• What needs to be done: Copy every line of the records below word for word, leaving out the pictures.

• Records to process:
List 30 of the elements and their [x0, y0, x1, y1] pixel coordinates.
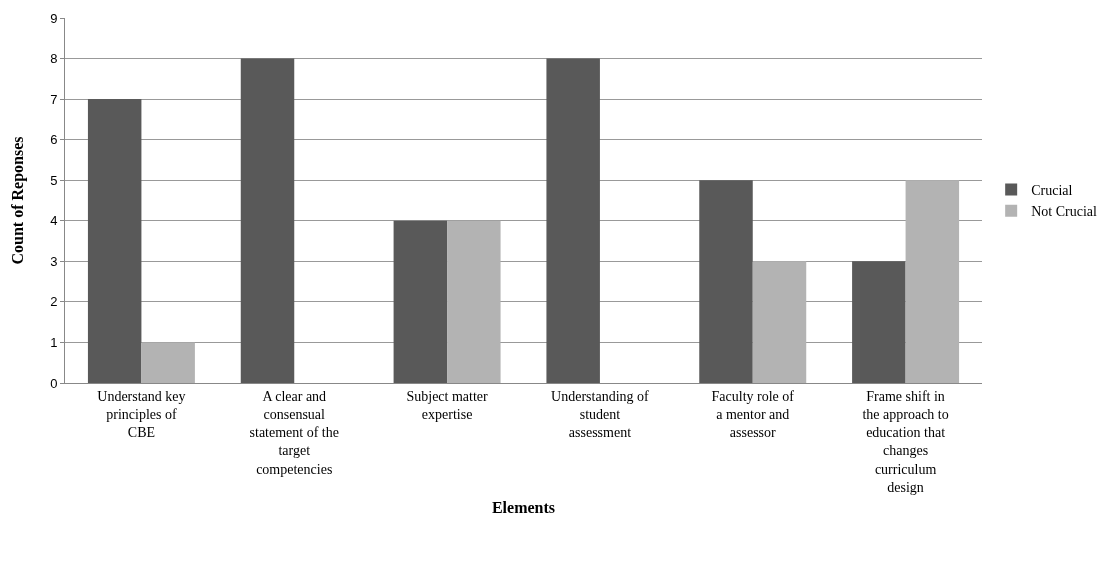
- y-tick-label: 7: [50, 91, 58, 107]
- bar: [905, 180, 960, 383]
- bar: [852, 261, 906, 383]
- bar: [546, 58, 600, 383]
- y-tick-label: 5: [50, 172, 58, 188]
- x-axis-title: Elements: [491, 499, 556, 517]
- bar: [752, 261, 807, 383]
- bar: [393, 220, 448, 383]
- legend-label: Crucial: [1031, 183, 1073, 199]
- x-tick-label: Subject matter expertise: [406, 388, 489, 422]
- y-tick-label: 1: [50, 334, 58, 350]
- y-tick-label: 3: [50, 253, 58, 269]
- y-tick-label: 8: [50, 51, 58, 67]
- x-tick-label: A clear and consensual statement of the target competencies: [249, 388, 339, 477]
- y-tick-label: 0: [50, 375, 58, 391]
- bar: [447, 220, 501, 383]
- bar: [699, 180, 753, 383]
- bar: [240, 58, 295, 383]
- y-tick-label: 4: [50, 213, 58, 229]
- bar: [141, 342, 195, 383]
- y-tick-label: 2: [50, 294, 58, 310]
- x-tick-label: Faculty role of a mentor and assessor: [711, 388, 795, 441]
- x-tick-label: Understand key principles of CBE: [97, 388, 186, 441]
- x-tick-label: Frame shift in the approach to education that changes curriculum design: [862, 388, 949, 495]
- bar: [87, 99, 142, 383]
- y-axis-title: Count of Reponses: [9, 136, 27, 265]
- y-tick-label: 6: [50, 132, 58, 148]
- y-tick-label: 9: [50, 10, 58, 26]
- x-tick-label: Understanding of student assessment: [551, 388, 650, 441]
- legend-label: Not Crucial: [1031, 204, 1097, 220]
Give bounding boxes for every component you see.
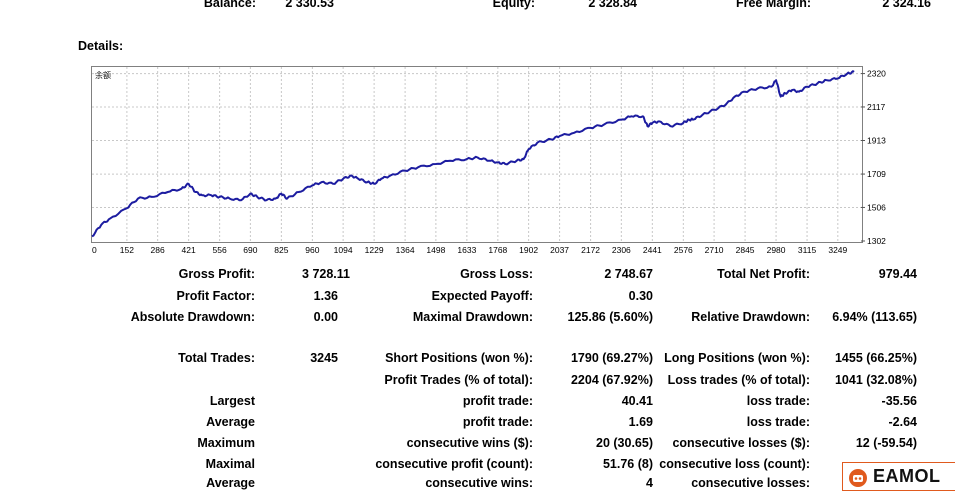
maximal-drawdown-value: 125.86 (5.60%): [567, 310, 653, 324]
x-tick-label: 2172: [581, 245, 600, 255]
average-profit-label: profit trade:: [462, 415, 533, 429]
max-cons-wins-value: 20 (30.65): [596, 436, 653, 450]
total-trades-value: 3245: [310, 351, 338, 365]
equity-value: 2 328.84: [588, 0, 637, 10]
relative-drawdown-value: 6.94% (113.65): [832, 310, 917, 324]
y-tick-label: 1302: [867, 236, 886, 246]
profit-trades-label: Profit Trades (% of total):: [384, 373, 533, 387]
x-tick-label: 556: [213, 245, 227, 255]
x-tick-label: 690: [243, 245, 257, 255]
largest-loss-value: -35.56: [881, 394, 917, 408]
x-tick-label: 286: [151, 245, 165, 255]
x-tick-label: 2576: [674, 245, 693, 255]
expected-payoff-label: Expected Payoff:: [431, 289, 533, 303]
largest-profit-label: profit trade:: [462, 394, 533, 408]
balance-value: 2 330.53: [285, 0, 334, 10]
x-tick-label: 3249: [828, 245, 847, 255]
long-positions-value: 1455 (66.25%): [834, 351, 917, 365]
y-tick-label: 2320: [867, 69, 886, 79]
average-loss-label: loss trade:: [746, 415, 810, 429]
loss-trades-label: Loss trades (% of total):: [667, 373, 810, 387]
x-tick-label: 1633: [457, 245, 476, 255]
x-tick-label: 3115: [798, 245, 817, 255]
avg-cons-wins-value: 4: [646, 476, 653, 490]
x-tick-label: 152: [120, 245, 134, 255]
y-tick-label: 1913: [867, 136, 886, 146]
short-positions-label: Short Positions (won %):: [385, 351, 533, 365]
short-positions-value: 1790 (69.27%): [570, 351, 653, 365]
max-cons-losses-label: consecutive losses ($):: [672, 436, 810, 450]
free-margin-label: Free Margin:: [735, 0, 811, 10]
x-tick-label: 2441: [643, 245, 662, 255]
x-tick-label: 1364: [396, 245, 415, 255]
x-tick-label: 825: [274, 245, 288, 255]
x-tick-label: 1498: [426, 245, 445, 255]
maximal-cons-profit-value: 51.76 (8): [602, 457, 653, 471]
maximal-label: Maximal: [205, 457, 255, 471]
balance-label: Balance:: [203, 0, 256, 10]
y-tick-label: 1709: [867, 169, 886, 179]
loss-trades-value: 1041 (32.08%): [834, 373, 917, 387]
profit-factor-label: Profit Factor:: [176, 289, 255, 303]
eamol-logo: EAMOL: [842, 462, 955, 491]
gross-profit-label: Gross Profit:: [178, 267, 255, 281]
max-cons-wins-label: consecutive wins ($):: [406, 436, 533, 450]
total-trades-label: Total Trades:: [178, 351, 255, 365]
details-label: Details:: [78, 39, 124, 53]
largest-label: Largest: [209, 394, 255, 408]
gross-loss-value: 2 748.67: [604, 267, 653, 281]
relative-drawdown-label: Relative Drawdown:: [691, 310, 810, 324]
x-tick-label: 960: [305, 245, 319, 255]
total-net-profit-value: 979.44: [878, 267, 917, 281]
balance-line: [91, 70, 855, 238]
gross-profit-value: 3 728.11: [302, 267, 350, 281]
x-tick-label: 2037: [550, 245, 569, 255]
y-tick-label: 2117: [867, 102, 886, 112]
average2-label: Average: [206, 476, 255, 490]
x-tick-label: 421: [182, 245, 196, 255]
x-tick-label: 1768: [488, 245, 507, 255]
x-tick-label: 1094: [334, 245, 353, 255]
y-tick-label: 1506: [867, 202, 886, 212]
robot-icon: [849, 468, 867, 487]
x-tick-label: 0: [92, 245, 97, 255]
logo-text: EAMOL: [873, 466, 941, 486]
average-label: Average: [206, 415, 255, 429]
absolute-drawdown-label: Absolute Drawdown:: [130, 310, 255, 324]
profit-trades-value: 2204 (67.92%): [570, 373, 653, 387]
maximal-drawdown-label: Maximal Drawdown:: [412, 310, 533, 324]
x-tick-label: 2845: [736, 245, 755, 255]
absolute-drawdown-value: 0.00: [313, 310, 338, 324]
profit-factor-value: 1.36: [313, 289, 338, 303]
x-tick-label: 1229: [365, 245, 384, 255]
free-margin-value: 2 324.16: [882, 0, 931, 10]
maximal-cons-loss-label: consecutive loss (count):: [659, 457, 810, 471]
maximal-cons-profit-label: consecutive profit (count):: [375, 457, 533, 471]
avg-cons-wins-label: consecutive wins:: [425, 476, 533, 490]
equity-label: Equity:: [492, 0, 535, 10]
x-tick-label: 2306: [612, 245, 631, 255]
max-cons-losses-value: 12 (-59.54): [855, 436, 917, 450]
long-positions-label: Long Positions (won %):: [664, 351, 810, 365]
chart-caption: 余额: [95, 71, 111, 80]
total-net-profit-label: Total Net Profit:: [717, 267, 810, 281]
avg-cons-losses-label: consecutive losses:: [691, 476, 810, 490]
balance-chart-svg: 1302 1506 1709 1913 2117 2320 0 152 286 421 556 690…: [91, 67, 886, 255]
average-loss-value: -2.64: [888, 415, 918, 429]
largest-loss-label: loss trade:: [746, 394, 810, 408]
x-tick-label: 1902: [519, 245, 538, 255]
maximum-label: Maximum: [197, 436, 255, 450]
average-profit-value: 1.69: [628, 415, 653, 429]
x-tick-label: 2710: [705, 245, 724, 255]
expected-payoff-value: 0.30: [628, 289, 653, 303]
gross-loss-label: Gross Loss:: [460, 267, 533, 281]
x-tick-label: 2980: [767, 245, 786, 255]
largest-profit-value: 40.41: [621, 394, 653, 408]
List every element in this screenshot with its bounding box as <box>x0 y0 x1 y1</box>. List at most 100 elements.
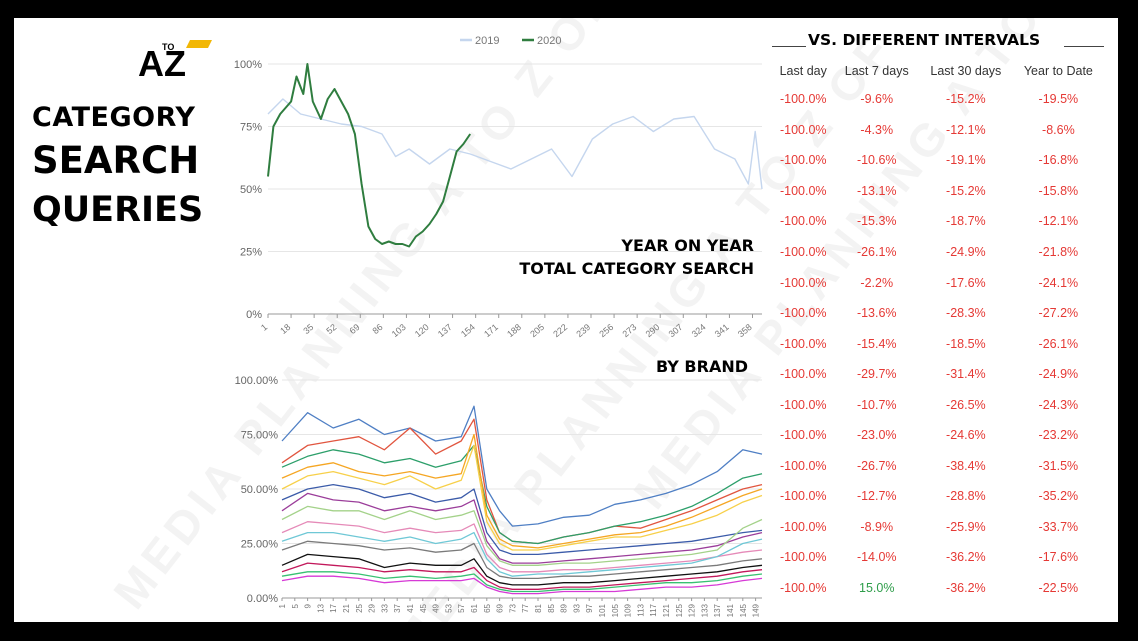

• Solution to this task:
List 30 of the elements and their [x0, y0, x1, y1] pixel coordinates.
- y-tick-label: 7: [50, 91, 58, 107]
- bar: [905, 180, 960, 383]
- bar: [852, 261, 906, 383]
- bar: [546, 58, 600, 383]
- y-tick-label: 5: [50, 172, 58, 188]
- x-axis-title: Elements: [491, 499, 556, 517]
- bar: [752, 261, 807, 383]
- bar: [393, 220, 448, 383]
- legend-label: Crucial: [1031, 183, 1073, 199]
- x-tick-label: Subject matter expertise: [406, 388, 489, 422]
- y-tick-label: 1: [50, 334, 58, 350]
- y-tick-label: 3: [50, 253, 58, 269]
- y-tick-label: 8: [50, 51, 58, 67]
- x-tick-label: A clear and consensual statement of the target competencies: [249, 388, 339, 477]
- y-tick-label: 0: [50, 375, 58, 391]
- bar: [447, 220, 501, 383]
- bar: [699, 180, 753, 383]
- bar: [240, 58, 295, 383]
- y-tick-label: 4: [50, 213, 58, 229]
- bar: [141, 342, 195, 383]
- y-tick-label: 2: [50, 294, 58, 310]
- x-tick-label: Faculty role of a mentor and assessor: [711, 388, 795, 441]
- x-tick-label: Understand key principles of CBE: [97, 388, 186, 441]
- x-tick-label: Frame shift in the approach to education that changes curriculum design: [862, 388, 949, 495]
- bar: [87, 99, 142, 383]
- y-axis-title: Count of Reponses: [9, 136, 27, 265]
- y-tick-label: 6: [50, 132, 58, 148]
- y-tick-label: 9: [50, 10, 58, 26]
- x-tick-label: Understanding of student assessment: [551, 388, 650, 441]
- legend-label: Not Crucial: [1031, 204, 1097, 220]
Give bounding boxes for every component you see.
maximal-drawdown-value: 125.86 (5.60%): [567, 310, 653, 324]
x-tick-label: 2172: [581, 245, 600, 255]
average-profit-label: profit trade:: [462, 415, 533, 429]
max-cons-wins-value: 20 (30.65): [596, 436, 653, 450]
total-trades-value: 3245: [310, 351, 338, 365]
equity-value: 2 328.84: [588, 0, 637, 10]
relative-drawdown-value: 6.94% (113.65): [832, 310, 917, 324]
y-tick-label: 1302: [867, 236, 886, 246]
profit-trades-label: Profit Trades (% of total):: [384, 373, 533, 387]
x-tick-label: 556: [213, 245, 227, 255]
x-tick-label: 690: [243, 245, 257, 255]
largest-loss-value: -35.56: [881, 394, 917, 408]
x-tick-label: 286: [151, 245, 165, 255]
x-tick-label: 2576: [674, 245, 693, 255]
expected-payoff-label: Expected Payoff:: [431, 289, 533, 303]
largest-profit-label: profit trade:: [462, 394, 533, 408]
balance-value: 2 330.53: [285, 0, 334, 10]
x-tick-label: 3249: [828, 245, 847, 255]
long-positions-value: 1455 (66.25%): [834, 351, 917, 365]
y-tick-label: 2320: [867, 69, 886, 79]
average-loss-label: loss trade:: [746, 415, 810, 429]
loss-trades-label: Loss trades (% of total):: [667, 373, 810, 387]
x-tick-label: 1633: [457, 245, 476, 255]
x-tick-label: 3115: [798, 245, 817, 255]
avg-cons-wins-value: 4: [646, 476, 653, 490]
x-tick-label: 152: [120, 245, 134, 255]
y-tick-label: 1913: [867, 136, 886, 146]
short-positions-label: Short Positions (won %):: [385, 351, 533, 365]
short-positions-value: 1790 (69.27%): [570, 351, 653, 365]
max-cons-losses-label: consecutive losses ($):: [672, 436, 810, 450]
free-margin-label: Free Margin:: [735, 0, 811, 10]
x-tick-label: 2441: [643, 245, 662, 255]
x-tick-label: 1364: [396, 245, 415, 255]
x-tick-label: 825: [274, 245, 288, 255]
x-tick-label: 1498: [426, 245, 445, 255]
maximal-cons-profit-value: 51.76 (8): [602, 457, 653, 471]
maximal-label: Maximal: [205, 457, 255, 471]
balance-label: Balance:: [203, 0, 256, 10]
y-tick-label: 1709: [867, 169, 886, 179]
loss-trades-value: 1041 (32.08%): [834, 373, 917, 387]
profit-factor-label: Profit Factor:: [176, 289, 255, 303]
eamol-logo: EAMOL: [842, 462, 955, 491]
gross-profit-label: Gross Profit:: [178, 267, 255, 281]
max-cons-wins-label: consecutive wins ($):: [406, 436, 533, 450]
total-trades-label: Total Trades:: [178, 351, 255, 365]
details-label: Details:: [78, 39, 124, 53]
largest-label: Largest: [209, 394, 255, 408]
gross-loss-value: 2 748.67: [604, 267, 653, 281]
relative-drawdown-label: Relative Drawdown:: [691, 310, 810, 324]
x-tick-label: 960: [305, 245, 319, 255]
total-net-profit-value: 979.44: [878, 267, 917, 281]
balance-line: [91, 70, 855, 238]
gross-profit-value: 3 728.11: [302, 267, 350, 281]
x-tick-label: 2037: [550, 245, 569, 255]
y-tick-label: 2117: [867, 102, 886, 112]
average2-label: Average: [206, 476, 255, 490]
x-tick-label: 421: [182, 245, 196, 255]
x-tick-label: 1768: [488, 245, 507, 255]
x-tick-label: 1094: [334, 245, 353, 255]
y-tick-label: 1506: [867, 202, 886, 212]
robot-icon: [849, 468, 867, 487]
x-tick-label: 0: [92, 245, 97, 255]
logo-text: EAMOL: [873, 466, 941, 486]
average-label: Average: [206, 415, 255, 429]
absolute-drawdown-label: Absolute Drawdown:: [130, 310, 255, 324]
profit-trades-value: 2204 (67.92%): [570, 373, 653, 387]
maximal-drawdown-label: Maximal Drawdown:: [412, 310, 533, 324]
x-tick-label: 2845: [736, 245, 755, 255]
absolute-drawdown-value: 0.00: [313, 310, 338, 324]
profit-factor-value: 1.36: [313, 289, 338, 303]
x-tick-label: 1229: [365, 245, 384, 255]
free-margin-value: 2 324.16: [882, 0, 931, 10]
maximal-cons-loss-label: consecutive loss (count):: [659, 457, 810, 471]
maximal-cons-profit-label: consecutive profit (count):: [375, 457, 533, 471]
avg-cons-wins-label: consecutive wins:: [425, 476, 533, 490]
equity-label: Equity:: [492, 0, 535, 10]
x-tick-label: 2306: [612, 245, 631, 255]
max-cons-losses-value: 12 (-59.54): [855, 436, 917, 450]
long-positions-label: Long Positions (won %):: [664, 351, 810, 365]
chart-caption: 余额: [95, 71, 111, 80]
total-net-profit-label: Total Net Profit:: [717, 267, 810, 281]
avg-cons-losses-label: consecutive losses:: [691, 476, 810, 490]
balance-chart-svg: 1302 1506 1709 1913 2117 2320 0 152 286 421 556 690…: [91, 67, 886, 255]
average-loss-value: -2.64: [888, 415, 918, 429]
largest-loss-label: loss trade:: [746, 394, 810, 408]
x-tick-label: 1902: [519, 245, 538, 255]
maximum-label: Maximum: [197, 436, 255, 450]
average-profit-value: 1.69: [628, 415, 653, 429]
x-tick-label: 2710: [705, 245, 724, 255]
expected-payoff-value: 0.30: [628, 289, 653, 303]
gross-loss-label: Gross Loss:: [460, 267, 533, 281]
x-tick-label: 2980: [767, 245, 786, 255]
largest-profit-value: 40.41: [621, 394, 653, 408]
List every element in this screenshot with its bounding box as <box>x0 y0 x1 y1</box>. List at most 100 elements.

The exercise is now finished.